* _ASSIGNED TASK_:
Copy out the passage of the Alzheimer's article below, starting with "(Extraído de The" and going on through "on health care.".

Alzheimer's a growing threat in Nebraska

(Extraído de The North Platte Telegraph)

By DIANE WETZEL | Friday, April 1, 2011 4:06 AM CDT

It has been called the "Silver Tsunami": Chronic, age-related health challenges such as Alzheimer's disease that threaten to cripple efforts to control spending on health care.

Medicaid payments for Alzheimer's patients are nine times higher than for those without the disease in those people age 65 and older. Medicaid costs nationwide are at $37 billion and expected to climb nearly 400 percent by 2050.

The 2011 Alzheimer's Disease Facts and Figures report release this month by the Alzheimer's Association shows there are 37,000 Nebraskans with the disease. The number of people with the disease and the number of family and friends who care for them is significantly more than previously reported, with as many as 77,632 Nebraskans serving as caregivers for Alzheimer's patients in 2010. Last year those caregivers provided 88,407,470 hours of unpaid care, valued at $1 billion. According to the report, the number of Nebraskans with Alzheimer's will increase to 44,000 by 2025.

Items from a dataset
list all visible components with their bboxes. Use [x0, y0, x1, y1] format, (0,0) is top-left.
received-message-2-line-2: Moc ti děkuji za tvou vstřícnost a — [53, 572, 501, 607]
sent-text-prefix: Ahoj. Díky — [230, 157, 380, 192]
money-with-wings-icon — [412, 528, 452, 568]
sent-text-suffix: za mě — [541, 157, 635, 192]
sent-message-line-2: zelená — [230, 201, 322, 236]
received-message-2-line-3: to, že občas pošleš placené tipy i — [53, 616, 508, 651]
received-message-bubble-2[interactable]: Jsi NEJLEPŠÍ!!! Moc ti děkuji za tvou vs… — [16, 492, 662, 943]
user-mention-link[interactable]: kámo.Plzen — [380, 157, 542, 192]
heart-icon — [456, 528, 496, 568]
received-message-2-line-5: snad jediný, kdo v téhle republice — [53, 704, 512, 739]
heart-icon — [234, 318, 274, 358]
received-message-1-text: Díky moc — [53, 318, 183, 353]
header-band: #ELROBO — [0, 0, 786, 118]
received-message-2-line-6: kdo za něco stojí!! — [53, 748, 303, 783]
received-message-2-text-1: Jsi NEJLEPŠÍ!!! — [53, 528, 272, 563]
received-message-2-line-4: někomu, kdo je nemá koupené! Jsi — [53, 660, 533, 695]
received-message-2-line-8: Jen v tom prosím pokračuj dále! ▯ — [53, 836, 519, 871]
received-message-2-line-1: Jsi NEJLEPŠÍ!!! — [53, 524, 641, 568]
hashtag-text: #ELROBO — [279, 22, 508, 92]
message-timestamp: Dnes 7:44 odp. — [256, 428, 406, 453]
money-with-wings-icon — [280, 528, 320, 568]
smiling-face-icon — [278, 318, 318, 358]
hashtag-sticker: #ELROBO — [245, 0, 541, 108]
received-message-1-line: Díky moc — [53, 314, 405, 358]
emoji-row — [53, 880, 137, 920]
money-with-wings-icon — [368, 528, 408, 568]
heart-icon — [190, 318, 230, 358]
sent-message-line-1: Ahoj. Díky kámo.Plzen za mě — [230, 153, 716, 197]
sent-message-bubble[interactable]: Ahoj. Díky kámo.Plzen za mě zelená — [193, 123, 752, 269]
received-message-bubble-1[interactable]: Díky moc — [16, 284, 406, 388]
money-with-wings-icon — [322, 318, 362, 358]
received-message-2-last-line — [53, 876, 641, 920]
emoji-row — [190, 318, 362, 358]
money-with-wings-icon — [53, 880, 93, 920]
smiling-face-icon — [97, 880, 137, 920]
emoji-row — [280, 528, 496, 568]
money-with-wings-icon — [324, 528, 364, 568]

* _SOLUTION TO THE PROBLEM_:
(Extraído de The North Platte Telegraph)

By DIANE WETZEL | Friday, April 1, 2011 4:06 AM CDT

It has been called the "Silver Tsunami": Chronic, age-related health challenges such as Alzheimer's disease that threaten to cripple efforts to control spending on health care.